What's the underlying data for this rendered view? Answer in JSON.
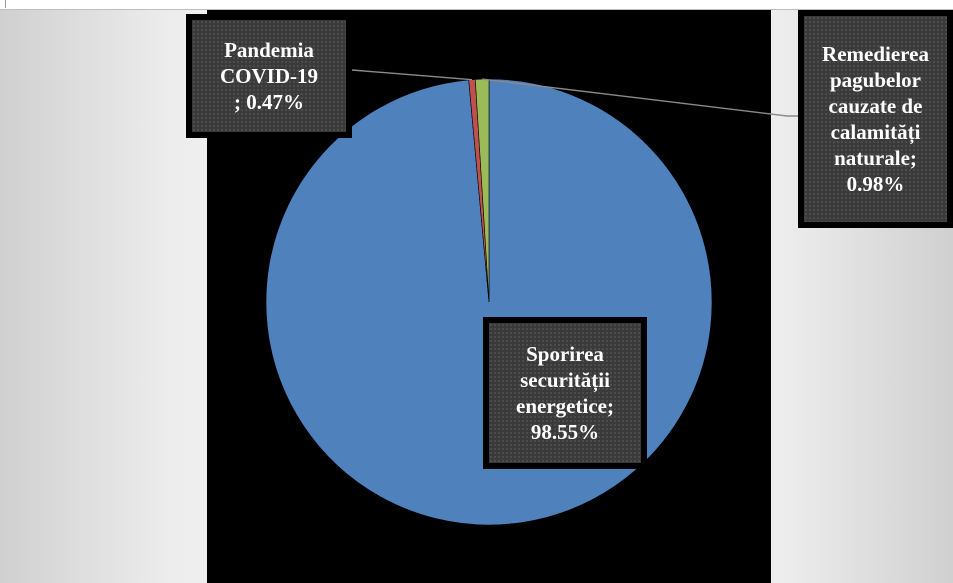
{
  "chart_data": {
    "type": "pie",
    "slices": [
      {
        "category": "Sporirea securității energetice",
        "value": 98.55,
        "label_lines": [
          "Sporirea",
          "securității",
          "energetice;",
          "98.55%"
        ],
        "color": "#4F81BD"
      },
      {
        "category": "Pandemia COVID-19",
        "value": 0.47,
        "label_lines": [
          "Pandemia",
          "COVID-19",
          "; 0.47%"
        ],
        "color": "#C0504D"
      },
      {
        "category": "Remedierea pagubelor cauzate de calamități naturale",
        "value": 0.98,
        "label_lines": [
          "Remedierea",
          "pagubelor",
          "cauzate de",
          "calamități",
          "naturale;",
          "0.98%"
        ],
        "color": "#9BBB59"
      }
    ],
    "start_angle_deg": 0,
    "direction": "clockwise",
    "legend": "none"
  }
}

■ EXERCISE DIRECTIONS:
Without including the pictures, return each record above exactly as it stands.

■ TASK ANSWER:
What's the underlying data for this rendered view? Answer in JSON.
{
  "chart_data": {
    "type": "pie",
    "slices": [
      {
        "category": "Sporirea securității energetice",
        "value": 98.55,
        "label_lines": [
          "Sporirea",
          "securității",
          "energetice;",
          "98.55%"
        ],
        "color": "#4F81BD"
      },
      {
        "category": "Pandemia COVID-19",
        "value": 0.47,
        "label_lines": [
          "Pandemia",
          "COVID-19",
          "; 0.47%"
        ],
        "color": "#C0504D"
      },
      {
        "category": "Remedierea pagubelor cauzate de calamități naturale",
        "value": 0.98,
        "label_lines": [
          "Remedierea",
          "pagubelor",
          "cauzate de",
          "calamități",
          "naturale;",
          "0.98%"
        ],
        "color": "#9BBB59"
      }
    ],
    "start_angle_deg": 0,
    "direction": "clockwise",
    "legend": "none"
  }
}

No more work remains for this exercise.